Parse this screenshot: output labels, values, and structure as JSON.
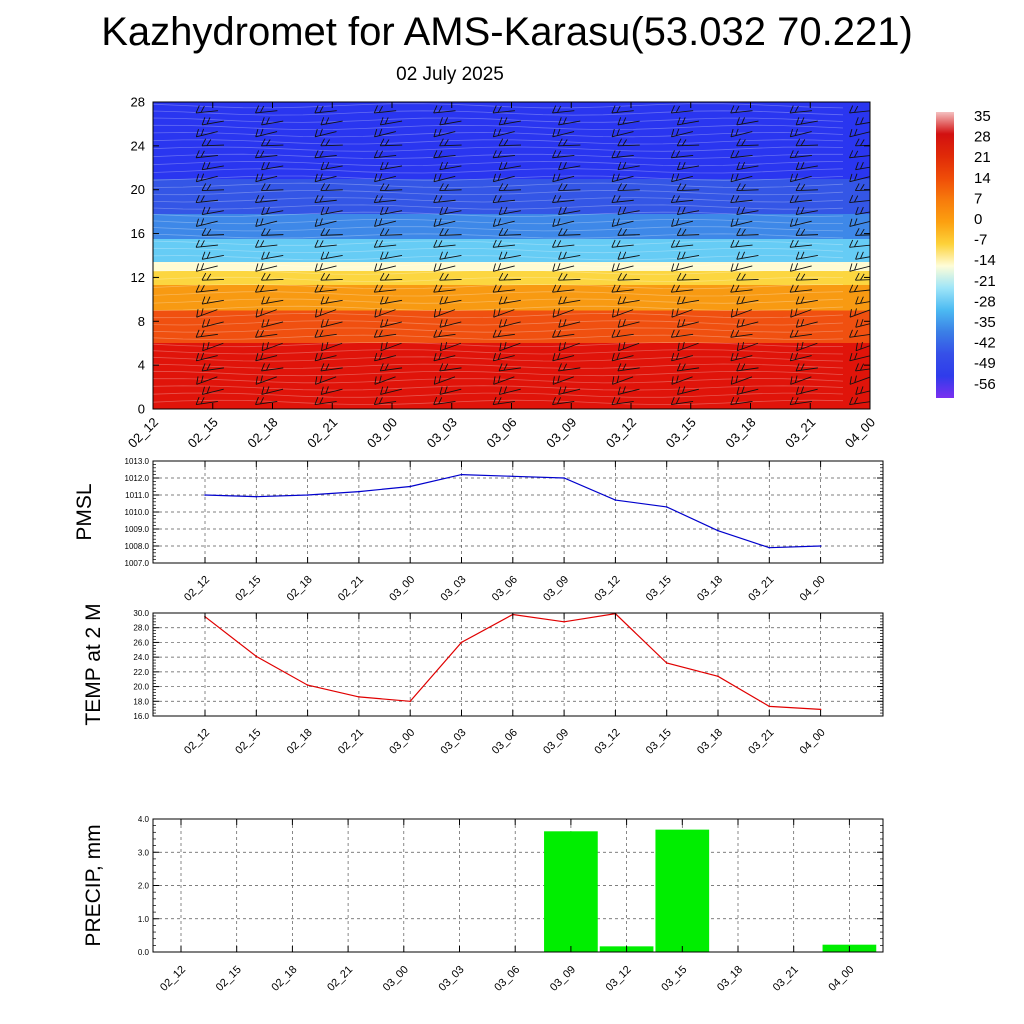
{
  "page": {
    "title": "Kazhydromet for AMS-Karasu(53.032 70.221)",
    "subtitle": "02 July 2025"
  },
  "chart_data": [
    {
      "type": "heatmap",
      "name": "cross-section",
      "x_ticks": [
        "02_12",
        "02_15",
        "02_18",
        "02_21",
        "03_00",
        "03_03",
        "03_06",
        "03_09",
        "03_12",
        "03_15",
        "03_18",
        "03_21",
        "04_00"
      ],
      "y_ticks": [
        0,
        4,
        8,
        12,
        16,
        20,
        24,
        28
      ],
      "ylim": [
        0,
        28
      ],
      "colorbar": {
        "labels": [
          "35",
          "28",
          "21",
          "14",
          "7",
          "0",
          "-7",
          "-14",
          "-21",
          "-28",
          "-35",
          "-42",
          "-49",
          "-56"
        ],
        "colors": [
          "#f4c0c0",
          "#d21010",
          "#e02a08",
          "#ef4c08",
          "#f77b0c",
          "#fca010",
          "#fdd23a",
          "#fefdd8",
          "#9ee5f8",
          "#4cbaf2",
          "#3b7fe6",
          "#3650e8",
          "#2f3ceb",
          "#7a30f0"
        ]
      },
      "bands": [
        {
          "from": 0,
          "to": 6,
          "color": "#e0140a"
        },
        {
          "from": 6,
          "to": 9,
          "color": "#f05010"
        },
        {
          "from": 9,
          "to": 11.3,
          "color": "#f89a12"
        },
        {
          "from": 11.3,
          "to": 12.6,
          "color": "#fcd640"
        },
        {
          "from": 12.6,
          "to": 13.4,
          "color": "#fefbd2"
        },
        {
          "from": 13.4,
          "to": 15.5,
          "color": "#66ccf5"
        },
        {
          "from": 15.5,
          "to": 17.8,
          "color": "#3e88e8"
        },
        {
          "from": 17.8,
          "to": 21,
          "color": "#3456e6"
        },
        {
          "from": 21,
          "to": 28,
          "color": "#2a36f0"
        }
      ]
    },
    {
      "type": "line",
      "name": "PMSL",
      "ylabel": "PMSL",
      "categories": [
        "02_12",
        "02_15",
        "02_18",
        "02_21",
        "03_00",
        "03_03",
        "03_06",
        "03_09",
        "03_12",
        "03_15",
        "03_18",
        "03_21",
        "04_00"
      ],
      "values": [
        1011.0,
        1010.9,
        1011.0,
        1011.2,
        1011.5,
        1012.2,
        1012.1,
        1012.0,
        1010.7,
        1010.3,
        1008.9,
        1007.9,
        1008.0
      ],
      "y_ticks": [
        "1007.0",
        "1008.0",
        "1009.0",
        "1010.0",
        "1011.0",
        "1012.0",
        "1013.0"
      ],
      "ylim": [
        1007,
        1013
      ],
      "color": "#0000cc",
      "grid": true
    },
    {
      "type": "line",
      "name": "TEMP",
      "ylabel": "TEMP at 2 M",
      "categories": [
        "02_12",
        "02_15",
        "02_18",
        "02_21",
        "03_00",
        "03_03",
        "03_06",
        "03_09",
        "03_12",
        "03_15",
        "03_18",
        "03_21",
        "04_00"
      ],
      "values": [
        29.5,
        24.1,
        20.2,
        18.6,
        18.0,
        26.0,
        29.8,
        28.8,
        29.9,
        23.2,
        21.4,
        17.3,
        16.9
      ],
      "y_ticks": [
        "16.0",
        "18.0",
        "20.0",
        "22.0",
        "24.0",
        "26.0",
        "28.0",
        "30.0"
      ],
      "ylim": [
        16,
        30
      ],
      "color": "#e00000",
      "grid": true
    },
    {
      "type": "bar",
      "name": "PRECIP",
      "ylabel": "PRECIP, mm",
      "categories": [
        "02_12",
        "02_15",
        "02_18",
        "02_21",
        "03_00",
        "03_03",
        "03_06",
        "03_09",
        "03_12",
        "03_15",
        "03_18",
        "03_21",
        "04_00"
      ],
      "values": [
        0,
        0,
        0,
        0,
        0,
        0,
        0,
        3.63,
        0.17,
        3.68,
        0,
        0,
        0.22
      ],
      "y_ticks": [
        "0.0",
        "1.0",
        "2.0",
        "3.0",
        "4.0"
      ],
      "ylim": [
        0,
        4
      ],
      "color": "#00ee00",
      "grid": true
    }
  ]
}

**Requirement**
Give only the count of lines in which the string "type" appears.

**The answer**
4